:: Job ::
Count how many lines mention the word "command". Write that number alone.

:: Given information ::

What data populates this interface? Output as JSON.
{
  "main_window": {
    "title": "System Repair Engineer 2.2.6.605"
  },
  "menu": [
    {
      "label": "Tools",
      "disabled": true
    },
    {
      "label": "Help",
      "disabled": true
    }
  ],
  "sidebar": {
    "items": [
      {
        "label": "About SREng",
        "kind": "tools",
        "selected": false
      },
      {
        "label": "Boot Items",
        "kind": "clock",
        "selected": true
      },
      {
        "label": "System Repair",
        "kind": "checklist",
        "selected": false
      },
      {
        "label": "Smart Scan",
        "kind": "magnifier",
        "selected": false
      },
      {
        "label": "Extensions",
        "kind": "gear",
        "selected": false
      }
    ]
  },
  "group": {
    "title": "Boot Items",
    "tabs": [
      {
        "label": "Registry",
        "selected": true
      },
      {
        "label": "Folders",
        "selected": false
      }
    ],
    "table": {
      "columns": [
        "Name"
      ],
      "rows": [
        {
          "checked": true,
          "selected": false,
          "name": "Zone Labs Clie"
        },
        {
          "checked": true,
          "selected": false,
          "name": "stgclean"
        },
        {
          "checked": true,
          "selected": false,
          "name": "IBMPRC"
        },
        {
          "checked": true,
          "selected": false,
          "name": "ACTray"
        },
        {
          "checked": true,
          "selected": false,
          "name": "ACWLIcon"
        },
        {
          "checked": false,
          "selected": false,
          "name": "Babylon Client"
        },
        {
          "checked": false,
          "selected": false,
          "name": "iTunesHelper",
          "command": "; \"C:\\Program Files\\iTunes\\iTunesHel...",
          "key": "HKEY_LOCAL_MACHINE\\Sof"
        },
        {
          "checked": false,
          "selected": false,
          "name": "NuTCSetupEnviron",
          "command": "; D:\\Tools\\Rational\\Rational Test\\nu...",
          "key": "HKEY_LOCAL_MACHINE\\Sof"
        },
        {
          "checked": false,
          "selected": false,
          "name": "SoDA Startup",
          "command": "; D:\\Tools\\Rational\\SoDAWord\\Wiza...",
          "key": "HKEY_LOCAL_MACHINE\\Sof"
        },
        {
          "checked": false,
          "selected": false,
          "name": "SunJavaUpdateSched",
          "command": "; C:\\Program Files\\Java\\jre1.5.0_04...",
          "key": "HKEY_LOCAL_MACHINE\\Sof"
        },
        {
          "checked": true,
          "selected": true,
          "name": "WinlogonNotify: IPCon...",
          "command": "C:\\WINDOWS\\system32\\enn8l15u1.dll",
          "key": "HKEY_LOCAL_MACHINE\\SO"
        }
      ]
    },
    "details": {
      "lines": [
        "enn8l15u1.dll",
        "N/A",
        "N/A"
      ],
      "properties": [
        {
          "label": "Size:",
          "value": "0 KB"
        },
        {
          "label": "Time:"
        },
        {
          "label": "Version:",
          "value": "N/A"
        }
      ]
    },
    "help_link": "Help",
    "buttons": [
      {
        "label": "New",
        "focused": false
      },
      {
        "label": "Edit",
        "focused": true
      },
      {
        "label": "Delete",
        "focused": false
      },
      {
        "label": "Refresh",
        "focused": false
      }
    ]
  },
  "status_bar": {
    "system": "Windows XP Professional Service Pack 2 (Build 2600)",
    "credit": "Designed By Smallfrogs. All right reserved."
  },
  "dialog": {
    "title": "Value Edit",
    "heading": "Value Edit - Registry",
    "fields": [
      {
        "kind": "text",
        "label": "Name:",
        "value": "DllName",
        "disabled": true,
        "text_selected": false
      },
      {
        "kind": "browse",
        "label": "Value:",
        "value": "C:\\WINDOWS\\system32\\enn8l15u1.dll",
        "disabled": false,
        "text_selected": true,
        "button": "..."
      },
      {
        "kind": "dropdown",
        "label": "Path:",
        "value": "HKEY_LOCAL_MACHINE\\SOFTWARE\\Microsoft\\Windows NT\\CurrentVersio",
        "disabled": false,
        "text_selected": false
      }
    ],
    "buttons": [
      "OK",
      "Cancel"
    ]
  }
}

:: Response for this exercise ::
5